What the task asks. Check each line below for the word "horizontal" and give the number of lines that have it, nothing more.

#### Excerpted data ####

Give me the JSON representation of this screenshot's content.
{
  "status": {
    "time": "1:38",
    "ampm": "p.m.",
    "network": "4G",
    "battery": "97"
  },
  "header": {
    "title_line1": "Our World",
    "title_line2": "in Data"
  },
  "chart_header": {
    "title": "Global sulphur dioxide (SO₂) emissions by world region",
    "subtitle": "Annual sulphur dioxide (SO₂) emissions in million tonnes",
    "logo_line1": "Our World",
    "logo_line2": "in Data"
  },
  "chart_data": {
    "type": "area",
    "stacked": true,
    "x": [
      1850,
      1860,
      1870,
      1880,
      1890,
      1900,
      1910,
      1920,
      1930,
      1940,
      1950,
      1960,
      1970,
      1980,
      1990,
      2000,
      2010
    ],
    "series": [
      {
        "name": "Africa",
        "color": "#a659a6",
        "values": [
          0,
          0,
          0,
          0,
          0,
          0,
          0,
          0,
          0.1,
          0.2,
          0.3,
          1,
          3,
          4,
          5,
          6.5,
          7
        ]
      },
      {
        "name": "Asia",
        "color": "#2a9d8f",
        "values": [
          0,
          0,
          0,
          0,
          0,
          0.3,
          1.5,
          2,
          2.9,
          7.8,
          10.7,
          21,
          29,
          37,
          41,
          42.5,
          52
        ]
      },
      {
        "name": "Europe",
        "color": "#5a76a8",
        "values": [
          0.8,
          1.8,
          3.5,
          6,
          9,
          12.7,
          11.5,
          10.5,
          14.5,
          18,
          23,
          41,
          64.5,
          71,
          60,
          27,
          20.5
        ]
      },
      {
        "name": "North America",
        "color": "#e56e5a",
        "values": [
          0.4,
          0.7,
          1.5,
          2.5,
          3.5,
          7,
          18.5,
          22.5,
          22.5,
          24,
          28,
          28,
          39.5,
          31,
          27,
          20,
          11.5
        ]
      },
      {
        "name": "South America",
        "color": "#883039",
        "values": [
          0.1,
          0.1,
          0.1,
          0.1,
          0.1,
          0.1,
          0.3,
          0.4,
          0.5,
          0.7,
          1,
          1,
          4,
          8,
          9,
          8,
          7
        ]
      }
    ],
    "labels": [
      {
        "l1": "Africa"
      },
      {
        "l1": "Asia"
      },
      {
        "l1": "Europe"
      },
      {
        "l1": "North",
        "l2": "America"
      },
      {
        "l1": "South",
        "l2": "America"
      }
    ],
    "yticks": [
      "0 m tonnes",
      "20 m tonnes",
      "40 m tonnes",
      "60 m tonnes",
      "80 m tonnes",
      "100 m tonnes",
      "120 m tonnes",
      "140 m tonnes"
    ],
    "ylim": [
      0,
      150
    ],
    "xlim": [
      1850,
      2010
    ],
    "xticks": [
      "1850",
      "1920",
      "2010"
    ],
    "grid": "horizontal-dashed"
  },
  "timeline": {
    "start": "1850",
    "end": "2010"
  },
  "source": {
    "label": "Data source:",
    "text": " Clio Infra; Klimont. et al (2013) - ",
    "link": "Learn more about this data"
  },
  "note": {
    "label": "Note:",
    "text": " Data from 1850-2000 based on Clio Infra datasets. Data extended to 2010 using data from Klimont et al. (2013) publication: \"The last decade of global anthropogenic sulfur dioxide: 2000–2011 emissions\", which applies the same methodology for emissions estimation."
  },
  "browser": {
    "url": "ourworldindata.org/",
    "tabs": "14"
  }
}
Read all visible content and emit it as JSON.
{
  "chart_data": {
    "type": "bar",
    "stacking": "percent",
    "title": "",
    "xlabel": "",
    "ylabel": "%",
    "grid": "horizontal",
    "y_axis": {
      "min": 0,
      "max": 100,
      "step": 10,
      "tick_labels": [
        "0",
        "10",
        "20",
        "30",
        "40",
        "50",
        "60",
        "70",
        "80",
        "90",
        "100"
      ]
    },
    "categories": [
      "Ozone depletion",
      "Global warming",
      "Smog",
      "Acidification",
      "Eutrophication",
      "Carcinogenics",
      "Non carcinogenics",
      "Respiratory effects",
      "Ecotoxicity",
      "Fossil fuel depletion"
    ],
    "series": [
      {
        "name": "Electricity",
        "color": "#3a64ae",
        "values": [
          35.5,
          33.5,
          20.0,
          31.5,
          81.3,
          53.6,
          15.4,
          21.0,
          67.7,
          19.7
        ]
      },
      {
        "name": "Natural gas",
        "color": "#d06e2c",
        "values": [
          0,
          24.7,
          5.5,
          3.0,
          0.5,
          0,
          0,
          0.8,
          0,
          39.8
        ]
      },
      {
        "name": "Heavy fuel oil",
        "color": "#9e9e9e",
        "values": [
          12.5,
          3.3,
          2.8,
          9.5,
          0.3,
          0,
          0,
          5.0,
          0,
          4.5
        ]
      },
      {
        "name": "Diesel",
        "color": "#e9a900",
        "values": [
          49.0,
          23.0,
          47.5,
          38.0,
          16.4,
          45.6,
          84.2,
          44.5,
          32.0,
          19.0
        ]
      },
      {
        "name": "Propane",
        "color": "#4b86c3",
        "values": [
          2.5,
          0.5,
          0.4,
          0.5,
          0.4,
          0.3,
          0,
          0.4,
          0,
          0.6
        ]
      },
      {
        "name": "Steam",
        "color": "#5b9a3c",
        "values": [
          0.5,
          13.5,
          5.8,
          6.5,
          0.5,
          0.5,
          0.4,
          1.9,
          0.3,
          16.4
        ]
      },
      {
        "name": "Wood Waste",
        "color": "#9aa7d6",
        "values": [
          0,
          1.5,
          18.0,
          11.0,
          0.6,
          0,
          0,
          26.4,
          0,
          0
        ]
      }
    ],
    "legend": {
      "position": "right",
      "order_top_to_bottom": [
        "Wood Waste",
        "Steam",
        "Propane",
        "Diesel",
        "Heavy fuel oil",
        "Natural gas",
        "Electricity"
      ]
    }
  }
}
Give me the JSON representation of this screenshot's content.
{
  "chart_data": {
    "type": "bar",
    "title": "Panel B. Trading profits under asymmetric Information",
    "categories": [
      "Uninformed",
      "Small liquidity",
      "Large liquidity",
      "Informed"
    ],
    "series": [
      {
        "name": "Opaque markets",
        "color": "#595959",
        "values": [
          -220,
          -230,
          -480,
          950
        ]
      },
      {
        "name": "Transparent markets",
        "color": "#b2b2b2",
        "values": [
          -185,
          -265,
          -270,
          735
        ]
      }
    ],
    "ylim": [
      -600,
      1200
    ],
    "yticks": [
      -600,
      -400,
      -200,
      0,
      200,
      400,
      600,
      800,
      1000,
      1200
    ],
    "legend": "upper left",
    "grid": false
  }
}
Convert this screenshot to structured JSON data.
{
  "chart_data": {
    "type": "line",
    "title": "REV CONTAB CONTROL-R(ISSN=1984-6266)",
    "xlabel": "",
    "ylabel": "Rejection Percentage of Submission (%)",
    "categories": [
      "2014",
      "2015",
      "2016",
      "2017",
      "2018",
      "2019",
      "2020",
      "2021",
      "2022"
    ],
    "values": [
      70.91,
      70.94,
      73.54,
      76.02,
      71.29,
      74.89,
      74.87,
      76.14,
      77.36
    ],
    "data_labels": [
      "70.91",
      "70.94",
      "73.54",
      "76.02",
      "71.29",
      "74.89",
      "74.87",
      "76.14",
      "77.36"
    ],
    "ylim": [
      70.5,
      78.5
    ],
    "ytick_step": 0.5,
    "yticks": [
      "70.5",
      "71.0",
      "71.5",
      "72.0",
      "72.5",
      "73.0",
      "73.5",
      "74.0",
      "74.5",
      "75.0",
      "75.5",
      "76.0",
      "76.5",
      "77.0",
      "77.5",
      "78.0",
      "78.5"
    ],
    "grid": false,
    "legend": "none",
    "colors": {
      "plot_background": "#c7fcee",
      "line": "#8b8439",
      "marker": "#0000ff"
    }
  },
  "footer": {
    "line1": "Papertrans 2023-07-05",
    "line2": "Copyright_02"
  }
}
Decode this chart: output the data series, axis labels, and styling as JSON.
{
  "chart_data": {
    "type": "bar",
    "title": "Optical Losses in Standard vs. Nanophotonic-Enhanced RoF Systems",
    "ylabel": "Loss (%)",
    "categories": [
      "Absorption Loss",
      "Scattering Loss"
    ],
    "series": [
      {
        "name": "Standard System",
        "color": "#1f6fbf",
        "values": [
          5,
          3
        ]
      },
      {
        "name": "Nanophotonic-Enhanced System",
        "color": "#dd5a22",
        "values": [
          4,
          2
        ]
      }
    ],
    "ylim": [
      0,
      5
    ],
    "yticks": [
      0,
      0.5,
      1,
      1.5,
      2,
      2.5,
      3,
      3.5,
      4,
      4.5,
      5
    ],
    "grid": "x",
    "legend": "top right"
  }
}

####

Answer to this task. 2